Repeat all of the data precisely.
################
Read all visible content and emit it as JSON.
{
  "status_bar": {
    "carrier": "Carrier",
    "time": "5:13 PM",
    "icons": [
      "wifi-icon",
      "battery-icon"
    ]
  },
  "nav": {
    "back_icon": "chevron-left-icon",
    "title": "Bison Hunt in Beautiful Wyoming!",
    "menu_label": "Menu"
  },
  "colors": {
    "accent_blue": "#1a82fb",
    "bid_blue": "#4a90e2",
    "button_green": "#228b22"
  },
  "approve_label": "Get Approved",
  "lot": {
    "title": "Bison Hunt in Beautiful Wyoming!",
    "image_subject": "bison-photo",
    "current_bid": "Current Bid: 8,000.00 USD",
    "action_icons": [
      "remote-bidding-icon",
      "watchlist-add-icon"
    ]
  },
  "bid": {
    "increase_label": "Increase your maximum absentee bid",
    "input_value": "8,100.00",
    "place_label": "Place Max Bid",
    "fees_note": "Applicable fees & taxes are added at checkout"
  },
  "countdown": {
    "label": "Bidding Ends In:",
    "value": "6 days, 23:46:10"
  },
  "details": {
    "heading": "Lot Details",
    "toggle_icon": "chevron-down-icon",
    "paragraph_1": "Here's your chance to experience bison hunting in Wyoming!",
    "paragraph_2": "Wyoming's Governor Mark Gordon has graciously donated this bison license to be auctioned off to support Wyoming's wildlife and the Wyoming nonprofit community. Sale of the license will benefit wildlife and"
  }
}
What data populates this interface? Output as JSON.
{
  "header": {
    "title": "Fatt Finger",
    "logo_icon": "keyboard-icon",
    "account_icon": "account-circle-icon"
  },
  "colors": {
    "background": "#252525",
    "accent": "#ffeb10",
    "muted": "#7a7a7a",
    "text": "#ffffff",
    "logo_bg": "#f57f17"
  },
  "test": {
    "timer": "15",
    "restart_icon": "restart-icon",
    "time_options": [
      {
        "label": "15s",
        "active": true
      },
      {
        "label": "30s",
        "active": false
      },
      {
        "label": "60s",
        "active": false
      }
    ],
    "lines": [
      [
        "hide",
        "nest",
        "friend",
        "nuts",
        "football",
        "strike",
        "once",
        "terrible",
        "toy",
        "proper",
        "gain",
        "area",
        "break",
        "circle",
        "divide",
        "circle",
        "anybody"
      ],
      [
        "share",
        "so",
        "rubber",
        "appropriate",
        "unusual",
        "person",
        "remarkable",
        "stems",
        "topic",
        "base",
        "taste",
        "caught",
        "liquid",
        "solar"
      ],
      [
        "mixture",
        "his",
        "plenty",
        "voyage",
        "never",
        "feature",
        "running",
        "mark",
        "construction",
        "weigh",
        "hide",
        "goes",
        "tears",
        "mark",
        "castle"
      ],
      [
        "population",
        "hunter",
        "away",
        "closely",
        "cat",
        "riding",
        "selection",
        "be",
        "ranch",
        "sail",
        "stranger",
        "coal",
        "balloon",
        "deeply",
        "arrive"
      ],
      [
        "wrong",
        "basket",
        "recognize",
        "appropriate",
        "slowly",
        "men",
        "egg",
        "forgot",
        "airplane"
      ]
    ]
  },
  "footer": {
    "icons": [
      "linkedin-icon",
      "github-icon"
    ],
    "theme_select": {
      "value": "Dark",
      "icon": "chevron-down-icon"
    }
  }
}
################
The completed task:
Read all visible content and emit it as JSON.
{
  "status_bar": {
    "carrier": "Carrier",
    "time": "5:13 PM",
    "icons": [
      "wifi-icon",
      "battery-icon"
    ]
  },
  "nav": {
    "back_icon": "chevron-left-icon",
    "title": "Bison Hunt in Beautiful Wyoming!",
    "menu_label": "Menu"
  },
  "colors": {
    "accent_blue": "#1a82fb",
    "bid_blue": "#4a90e2",
    "button_green": "#228b22"
  },
  "approve_label": "Get Approved",
  "lot": {
    "title": "Bison Hunt in Beautiful Wyoming!",
    "image_subject": "bison-photo",
    "current_bid": "Current Bid: 8,000.00 USD",
    "action_icons": [
      "remote-bidding-icon",
      "watchlist-add-icon"
    ]
  },
  "bid": {
    "increase_label": "Increase your maximum absentee bid",
    "input_value": "8,100.00",
    "place_label": "Place Max Bid",
    "fees_note": "Applicable fees & taxes are added at checkout"
  },
  "countdown": {
    "label": "Bidding Ends In:",
    "value": "6 days, 23:46:10"
  },
  "details": {
    "heading": "Lot Details",
    "toggle_icon": "chevron-down-icon",
    "paragraph_1": "Here's your chance to experience bison hunting in Wyoming!",
    "paragraph_2": "Wyoming's Governor Mark Gordon has graciously donated this bison license to be auctioned off to support Wyoming's wildlife and the Wyoming nonprofit community. Sale of the license will benefit wildlife and"
  }
}
What data populates this interface? Output as JSON.
{
  "header": {
    "title": "Fatt Finger",
    "logo_icon": "keyboard-icon",
    "account_icon": "account-circle-icon"
  },
  "colors": {
    "background": "#252525",
    "accent": "#ffeb10",
    "muted": "#7a7a7a",
    "text": "#ffffff",
    "logo_bg": "#f57f17"
  },
  "test": {
    "timer": "15",
    "restart_icon": "restart-icon",
    "time_options": [
      {
        "label": "15s",
        "active": true
      },
      {
        "label": "30s",
        "active": false
      },
      {
        "label": "60s",
        "active": false
      }
    ],
    "lines": [
      [
        "hide",
        "nest",
        "friend",
        "nuts",
        "football",
        "strike",
        "once",
        "terrible",
        "toy",
        "proper",
        "gain",
        "area",
        "break",
        "circle",
        "divide",
        "circle",
        "anybody"
      ],
      [
        "share",
        "so",
        "rubber",
        "appropriate",
        "unusual",
        "person",
        "remarkable",
        "stems",
        "topic",
        "base",
        "taste",
        "caught",
        "liquid",
        "solar"
      ],
      [
        "mixture",
        "his",
        "plenty",
        "voyage",
        "never",
        "feature",
        "running",
        "mark",
        "construction",
        "weigh",
        "hide",
        "goes",
        "tears",
        "mark",
        "castle"
      ],
      [
        "population",
        "hunter",
        "away",
        "closely",
        "cat",
        "riding",
        "selection",
        "be",
        "ranch",
        "sail",
        "stranger",
        "coal",
        "balloon",
        "deeply",
        "arrive"
      ],
      [
        "wrong",
        "basket",
        "recognize",
        "appropriate",
        "slowly",
        "men",
        "egg",
        "forgot",
        "airplane"
      ]
    ]
  },
  "footer": {
    "icons": [
      "linkedin-icon",
      "github-icon"
    ],
    "theme_select": {
      "value": "Dark",
      "icon": "chevron-down-icon"
    }
  }
}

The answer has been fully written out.